Sift the material for lines containing "Ureaplasma", and return them.

-- start Extracted material --

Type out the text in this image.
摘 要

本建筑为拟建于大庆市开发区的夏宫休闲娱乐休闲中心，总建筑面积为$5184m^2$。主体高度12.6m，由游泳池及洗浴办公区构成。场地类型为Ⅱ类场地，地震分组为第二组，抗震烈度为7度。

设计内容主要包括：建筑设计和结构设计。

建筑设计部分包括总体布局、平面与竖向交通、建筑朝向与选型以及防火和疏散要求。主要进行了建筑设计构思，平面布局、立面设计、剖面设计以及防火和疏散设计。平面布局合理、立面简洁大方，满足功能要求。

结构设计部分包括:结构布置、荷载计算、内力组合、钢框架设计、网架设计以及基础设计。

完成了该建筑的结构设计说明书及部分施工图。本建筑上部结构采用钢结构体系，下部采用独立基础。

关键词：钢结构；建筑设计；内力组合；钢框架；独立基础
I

-- end Extracted material --
-- start Extracted material --

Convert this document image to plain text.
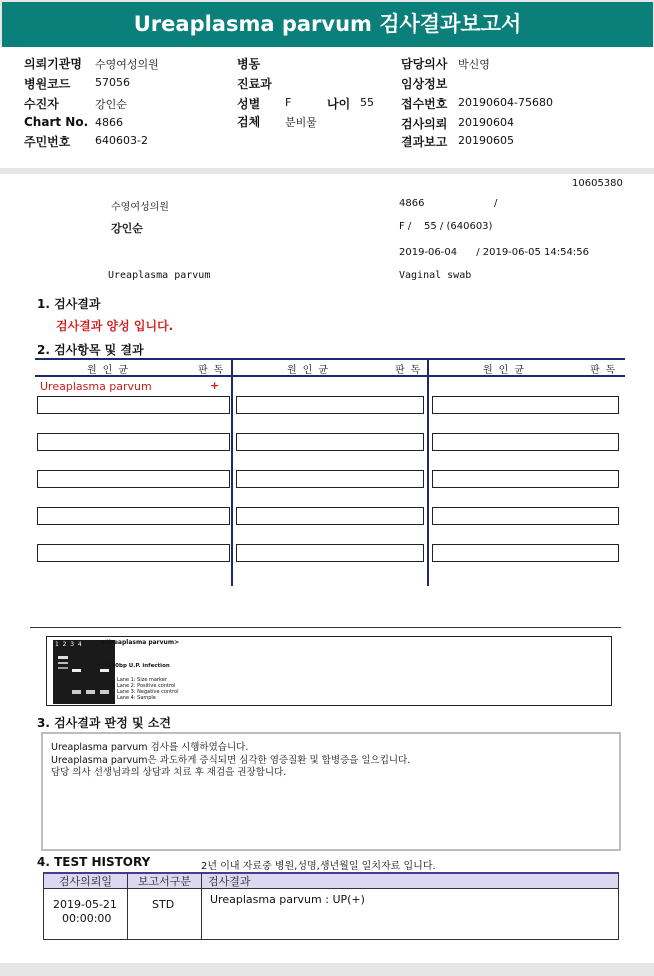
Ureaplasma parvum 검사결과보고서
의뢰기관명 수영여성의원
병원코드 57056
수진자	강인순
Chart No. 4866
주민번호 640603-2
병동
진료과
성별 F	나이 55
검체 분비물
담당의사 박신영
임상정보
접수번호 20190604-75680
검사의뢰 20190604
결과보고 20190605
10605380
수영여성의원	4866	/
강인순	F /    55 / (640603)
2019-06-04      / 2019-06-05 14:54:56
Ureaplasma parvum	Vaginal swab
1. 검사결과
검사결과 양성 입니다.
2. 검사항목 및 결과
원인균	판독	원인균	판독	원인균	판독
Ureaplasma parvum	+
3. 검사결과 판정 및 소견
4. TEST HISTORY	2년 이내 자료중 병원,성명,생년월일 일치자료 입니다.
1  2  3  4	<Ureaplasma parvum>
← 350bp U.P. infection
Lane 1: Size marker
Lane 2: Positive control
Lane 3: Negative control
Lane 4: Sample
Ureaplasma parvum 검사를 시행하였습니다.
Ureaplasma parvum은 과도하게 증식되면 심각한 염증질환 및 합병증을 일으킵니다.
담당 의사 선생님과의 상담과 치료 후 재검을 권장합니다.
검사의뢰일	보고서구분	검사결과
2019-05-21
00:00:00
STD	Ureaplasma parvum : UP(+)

-- end Extracted material --

Response →
Ureaplasma parvum 검사결과보고서
Ureaplasma parvum	Vaginal swab
Ureaplasma parvum	+
1  2  3  4	<Ureaplasma parvum>
Ureaplasma parvum 검사를 시행하였습니다.
Ureaplasma parvum은 과도하게 증식되면 심각한 염증질환 및 합병증을 일으킵니다.
STD	Ureaplasma parvum : UP(+)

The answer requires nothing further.